### PROBLEM TO SOLVE
Examine the entries and show every line in which the word "screenshot" is found.

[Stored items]
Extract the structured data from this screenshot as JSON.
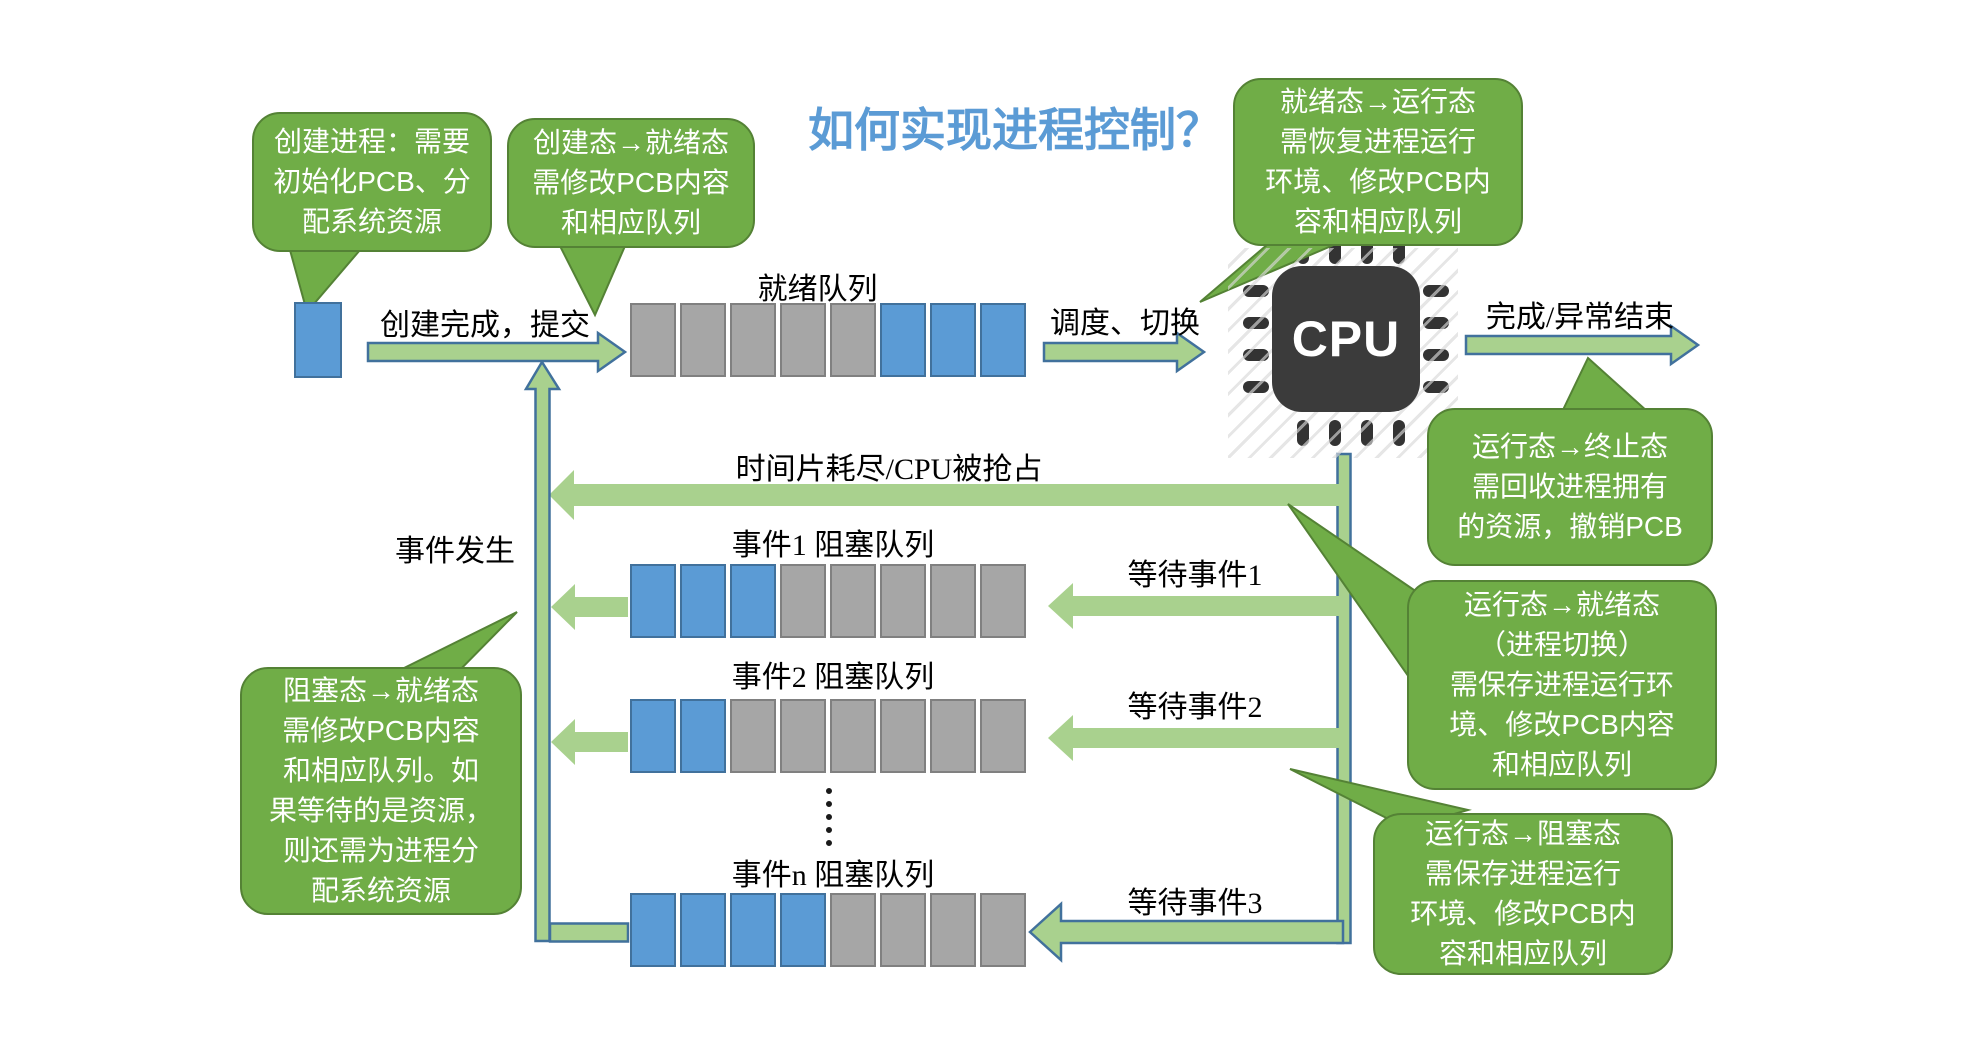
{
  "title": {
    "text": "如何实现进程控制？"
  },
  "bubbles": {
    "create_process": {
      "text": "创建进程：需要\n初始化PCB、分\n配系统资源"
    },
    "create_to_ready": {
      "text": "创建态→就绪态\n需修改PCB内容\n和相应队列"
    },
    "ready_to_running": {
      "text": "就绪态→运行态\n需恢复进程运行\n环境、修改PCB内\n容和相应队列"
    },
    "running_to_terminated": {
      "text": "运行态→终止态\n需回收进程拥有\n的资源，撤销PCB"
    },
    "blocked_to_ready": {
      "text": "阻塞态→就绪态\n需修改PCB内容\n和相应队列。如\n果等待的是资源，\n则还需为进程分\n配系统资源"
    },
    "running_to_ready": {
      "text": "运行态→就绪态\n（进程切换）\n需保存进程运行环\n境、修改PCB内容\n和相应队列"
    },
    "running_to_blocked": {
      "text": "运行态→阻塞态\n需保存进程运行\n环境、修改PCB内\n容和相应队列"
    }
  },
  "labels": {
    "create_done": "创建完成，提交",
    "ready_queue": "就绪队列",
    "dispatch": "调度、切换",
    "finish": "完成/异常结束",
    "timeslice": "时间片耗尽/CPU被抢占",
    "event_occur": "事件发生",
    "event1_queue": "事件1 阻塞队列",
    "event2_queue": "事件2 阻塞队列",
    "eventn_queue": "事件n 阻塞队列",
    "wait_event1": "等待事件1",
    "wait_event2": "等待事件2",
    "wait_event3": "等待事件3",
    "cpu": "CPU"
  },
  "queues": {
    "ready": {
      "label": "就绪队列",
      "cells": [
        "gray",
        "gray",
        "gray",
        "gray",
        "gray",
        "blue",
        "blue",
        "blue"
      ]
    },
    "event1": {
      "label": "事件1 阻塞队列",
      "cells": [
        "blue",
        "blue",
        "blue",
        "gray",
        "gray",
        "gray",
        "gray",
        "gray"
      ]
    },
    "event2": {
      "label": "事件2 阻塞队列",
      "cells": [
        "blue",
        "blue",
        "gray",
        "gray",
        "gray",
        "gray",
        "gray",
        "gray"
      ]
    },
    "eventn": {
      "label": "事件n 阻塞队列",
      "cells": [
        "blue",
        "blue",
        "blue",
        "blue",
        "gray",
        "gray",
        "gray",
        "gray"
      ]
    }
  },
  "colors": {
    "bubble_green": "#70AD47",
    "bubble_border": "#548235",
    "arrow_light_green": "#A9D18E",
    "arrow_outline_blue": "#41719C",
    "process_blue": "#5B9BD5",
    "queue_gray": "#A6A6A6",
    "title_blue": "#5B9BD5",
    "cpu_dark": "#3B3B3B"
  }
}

...

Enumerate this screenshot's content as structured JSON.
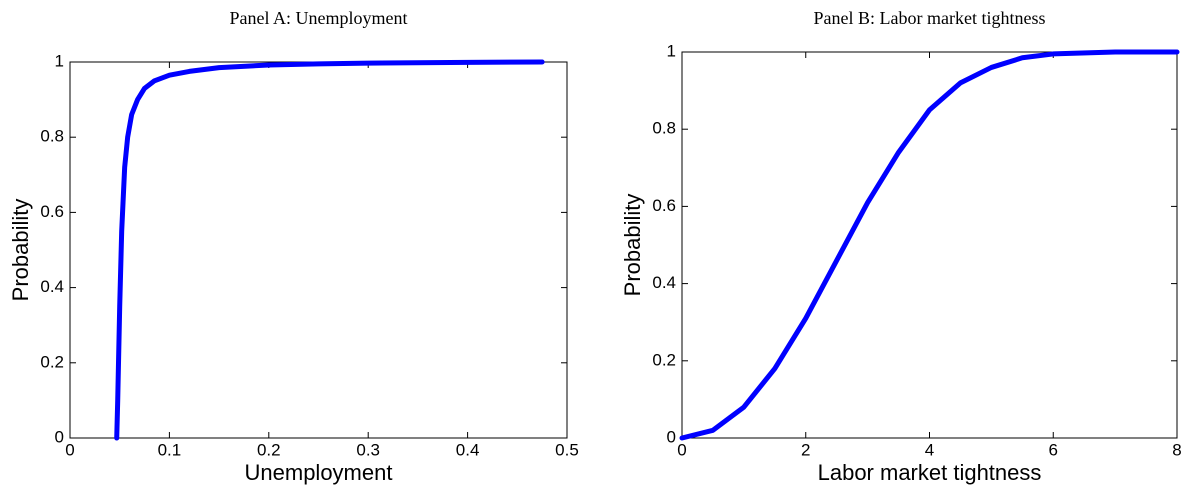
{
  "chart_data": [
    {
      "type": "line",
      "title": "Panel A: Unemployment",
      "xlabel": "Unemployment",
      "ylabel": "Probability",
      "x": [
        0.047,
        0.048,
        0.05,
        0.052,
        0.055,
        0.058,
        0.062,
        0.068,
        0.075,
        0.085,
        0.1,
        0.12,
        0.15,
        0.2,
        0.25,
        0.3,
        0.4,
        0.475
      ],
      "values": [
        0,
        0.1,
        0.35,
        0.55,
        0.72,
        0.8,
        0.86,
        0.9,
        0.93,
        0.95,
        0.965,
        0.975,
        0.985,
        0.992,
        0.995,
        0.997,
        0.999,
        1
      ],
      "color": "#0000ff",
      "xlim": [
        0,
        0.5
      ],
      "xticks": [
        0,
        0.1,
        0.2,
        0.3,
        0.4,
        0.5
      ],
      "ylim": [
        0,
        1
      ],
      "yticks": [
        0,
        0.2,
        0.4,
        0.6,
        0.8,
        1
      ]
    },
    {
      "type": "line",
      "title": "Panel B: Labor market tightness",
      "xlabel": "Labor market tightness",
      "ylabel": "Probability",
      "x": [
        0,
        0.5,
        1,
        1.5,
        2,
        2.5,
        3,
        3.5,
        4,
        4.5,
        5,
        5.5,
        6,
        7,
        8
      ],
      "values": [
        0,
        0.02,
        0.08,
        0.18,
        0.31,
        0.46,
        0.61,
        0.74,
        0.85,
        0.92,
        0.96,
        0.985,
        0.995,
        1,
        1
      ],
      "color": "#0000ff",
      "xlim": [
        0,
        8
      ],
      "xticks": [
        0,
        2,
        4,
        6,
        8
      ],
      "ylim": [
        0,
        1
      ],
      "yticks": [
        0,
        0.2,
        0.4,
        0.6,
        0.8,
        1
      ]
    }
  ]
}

### CORRECT RESULT
Extract the structured data from this screenshot as JSON.
Enumerate this screenshot's content as structured JSON.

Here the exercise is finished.